-- start Data extract --

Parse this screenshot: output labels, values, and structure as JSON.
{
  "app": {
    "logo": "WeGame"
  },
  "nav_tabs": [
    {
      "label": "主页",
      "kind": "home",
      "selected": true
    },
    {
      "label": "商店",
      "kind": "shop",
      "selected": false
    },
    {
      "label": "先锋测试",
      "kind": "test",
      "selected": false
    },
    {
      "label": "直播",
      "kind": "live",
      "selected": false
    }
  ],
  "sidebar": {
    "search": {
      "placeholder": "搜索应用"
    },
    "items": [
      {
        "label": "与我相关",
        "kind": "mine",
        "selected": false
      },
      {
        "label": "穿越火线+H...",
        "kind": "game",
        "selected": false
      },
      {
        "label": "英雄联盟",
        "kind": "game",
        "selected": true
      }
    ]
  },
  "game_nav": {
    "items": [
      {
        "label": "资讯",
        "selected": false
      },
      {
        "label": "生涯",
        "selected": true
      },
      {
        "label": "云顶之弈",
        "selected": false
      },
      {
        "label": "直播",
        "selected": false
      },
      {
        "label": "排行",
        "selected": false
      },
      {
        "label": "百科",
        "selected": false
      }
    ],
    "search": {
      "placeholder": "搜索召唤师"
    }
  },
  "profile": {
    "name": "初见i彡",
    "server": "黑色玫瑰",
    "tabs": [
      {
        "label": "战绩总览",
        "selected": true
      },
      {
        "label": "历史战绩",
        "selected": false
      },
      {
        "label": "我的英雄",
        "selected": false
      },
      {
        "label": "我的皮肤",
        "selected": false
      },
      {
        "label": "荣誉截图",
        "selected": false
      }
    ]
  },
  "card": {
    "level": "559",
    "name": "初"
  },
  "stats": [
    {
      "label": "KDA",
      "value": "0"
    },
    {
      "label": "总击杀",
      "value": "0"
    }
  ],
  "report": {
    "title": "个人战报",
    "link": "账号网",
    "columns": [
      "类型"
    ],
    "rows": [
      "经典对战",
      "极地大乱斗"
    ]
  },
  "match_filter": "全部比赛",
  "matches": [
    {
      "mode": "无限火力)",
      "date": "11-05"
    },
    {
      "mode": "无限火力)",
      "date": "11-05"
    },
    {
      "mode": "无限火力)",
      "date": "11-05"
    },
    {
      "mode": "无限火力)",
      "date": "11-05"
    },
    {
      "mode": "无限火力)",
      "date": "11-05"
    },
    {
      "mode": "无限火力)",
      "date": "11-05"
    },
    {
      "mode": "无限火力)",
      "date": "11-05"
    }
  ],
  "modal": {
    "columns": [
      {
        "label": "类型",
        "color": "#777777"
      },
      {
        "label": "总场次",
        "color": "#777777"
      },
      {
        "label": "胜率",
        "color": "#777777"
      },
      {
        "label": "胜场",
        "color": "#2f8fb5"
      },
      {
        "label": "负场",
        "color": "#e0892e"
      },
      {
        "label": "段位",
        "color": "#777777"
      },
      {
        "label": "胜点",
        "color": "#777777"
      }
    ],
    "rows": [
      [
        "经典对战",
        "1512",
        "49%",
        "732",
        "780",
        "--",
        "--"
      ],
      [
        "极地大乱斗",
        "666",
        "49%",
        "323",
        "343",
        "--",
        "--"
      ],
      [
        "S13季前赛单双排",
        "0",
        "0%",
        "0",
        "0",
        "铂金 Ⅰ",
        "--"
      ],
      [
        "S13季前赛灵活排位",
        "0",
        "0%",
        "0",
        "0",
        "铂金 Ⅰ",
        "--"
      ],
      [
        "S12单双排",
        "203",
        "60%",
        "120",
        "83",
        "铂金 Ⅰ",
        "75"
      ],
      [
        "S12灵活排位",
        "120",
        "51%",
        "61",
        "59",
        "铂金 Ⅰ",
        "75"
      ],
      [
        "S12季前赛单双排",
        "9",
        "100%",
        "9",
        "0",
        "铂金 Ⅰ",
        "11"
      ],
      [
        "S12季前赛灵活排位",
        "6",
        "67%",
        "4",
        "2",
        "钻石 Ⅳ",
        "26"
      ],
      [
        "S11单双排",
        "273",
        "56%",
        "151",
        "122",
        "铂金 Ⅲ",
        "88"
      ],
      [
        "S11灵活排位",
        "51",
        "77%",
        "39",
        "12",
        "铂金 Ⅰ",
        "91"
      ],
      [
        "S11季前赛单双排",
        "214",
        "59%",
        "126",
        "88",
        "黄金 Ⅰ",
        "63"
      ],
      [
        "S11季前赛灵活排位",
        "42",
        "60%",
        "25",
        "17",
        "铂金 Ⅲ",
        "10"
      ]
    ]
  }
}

-- end Data extract --

## Task brief
Repeat the material from above exactly, word for word.

## Problem solution
Parse this screenshot: output labels, values, and structure as JSON.
{
  "app": {
    "logo": "WeGame"
  },
  "nav_tabs": [
    {
      "label": "主页",
      "kind": "home",
      "selected": true
    },
    {
      "label": "商店",
      "kind": "shop",
      "selected": false
    },
    {
      "label": "先锋测试",
      "kind": "test",
      "selected": false
    },
    {
      "label": "直播",
      "kind": "live",
      "selected": false
    }
  ],
  "sidebar": {
    "search": {
      "placeholder": "搜索应用"
    },
    "items": [
      {
        "label": "与我相关",
        "kind": "mine",
        "selected": false
      },
      {
        "label": "穿越火线+H...",
        "kind": "game",
        "selected": false
      },
      {
        "label": "英雄联盟",
        "kind": "game",
        "selected": true
      }
    ]
  },
  "game_nav": {
    "items": [
      {
        "label": "资讯",
        "selected": false
      },
      {
        "label": "生涯",
        "selected": true
      },
      {
        "label": "云顶之弈",
        "selected": false
      },
      {
        "label": "直播",
        "selected": false
      },
      {
        "label": "排行",
        "selected": false
      },
      {
        "label": "百科",
        "selected": false
      }
    ],
    "search": {
      "placeholder": "搜索召唤师"
    }
  },
  "profile": {
    "name": "初见i彡",
    "server": "黑色玫瑰",
    "tabs": [
      {
        "label": "战绩总览",
        "selected": true
      },
      {
        "label": "历史战绩",
        "selected": false
      },
      {
        "label": "我的英雄",
        "selected": false
      },
      {
        "label": "我的皮肤",
        "selected": false
      },
      {
        "label": "荣誉截图",
        "selected": false
      }
    ]
  },
  "card": {
    "level": "559",
    "name": "初"
  },
  "stats": [
    {
      "label": "KDA",
      "value": "0"
    },
    {
      "label": "总击杀",
      "value": "0"
    }
  ],
  "report": {
    "title": "个人战报",
    "link": "账号网",
    "columns": [
      "类型"
    ],
    "rows": [
      "经典对战",
      "极地大乱斗"
    ]
  },
  "match_filter": "全部比赛",
  "matches": [
    {
      "mode": "无限火力)",
      "date": "11-05"
    },
    {
      "mode": "无限火力)",
      "date": "11-05"
    },
    {
      "mode": "无限火力)",
      "date": "11-05"
    },
    {
      "mode": "无限火力)",
      "date": "11-05"
    },
    {
      "mode": "无限火力)",
      "date": "11-05"
    },
    {
      "mode": "无限火力)",
      "date": "11-05"
    },
    {
      "mode": "无限火力)",
      "date": "11-05"
    }
  ],
  "modal": {
    "columns": [
      {
        "label": "类型",
        "color": "#777777"
      },
      {
        "label": "总场次",
        "color": "#777777"
      },
      {
        "label": "胜率",
        "color": "#777777"
      },
      {
        "label": "胜场",
        "color": "#2f8fb5"
      },
      {
        "label": "负场",
        "color": "#e0892e"
      },
      {
        "label": "段位",
        "color": "#777777"
      },
      {
        "label": "胜点",
        "color": "#777777"
      }
    ],
    "rows": [
      [
        "经典对战",
        "1512",
        "49%",
        "732",
        "780",
        "--",
        "--"
      ],
      [
        "极地大乱斗",
        "666",
        "49%",
        "323",
        "343",
        "--",
        "--"
      ],
      [
        "S13季前赛单双排",
        "0",
        "0%",
        "0",
        "0",
        "铂金 Ⅰ",
        "--"
      ],
      [
        "S13季前赛灵活排位",
        "0",
        "0%",
        "0",
        "0",
        "铂金 Ⅰ",
        "--"
      ],
      [
        "S12单双排",
        "203",
        "60%",
        "120",
        "83",
        "铂金 Ⅰ",
        "75"
      ],
      [
        "S12灵活排位",
        "120",
        "51%",
        "61",
        "59",
        "铂金 Ⅰ",
        "75"
      ],
      [
        "S12季前赛单双排",
        "9",
        "100%",
        "9",
        "0",
        "铂金 Ⅰ",
        "11"
      ],
      [
        "S12季前赛灵活排位",
        "6",
        "67%",
        "4",
        "2",
        "钻石 Ⅳ",
        "26"
      ],
      [
        "S11单双排",
        "273",
        "56%",
        "151",
        "122",
        "铂金 Ⅲ",
        "88"
      ],
      [
        "S11灵活排位",
        "51",
        "77%",
        "39",
        "12",
        "铂金 Ⅰ",
        "91"
      ],
      [
        "S11季前赛单双排",
        "214",
        "59%",
        "126",
        "88",
        "黄金 Ⅰ",
        "63"
      ],
      [
        "S11季前赛灵活排位",
        "42",
        "60%",
        "25",
        "17",
        "铂金 Ⅲ",
        "10"
      ]
    ]
  }
}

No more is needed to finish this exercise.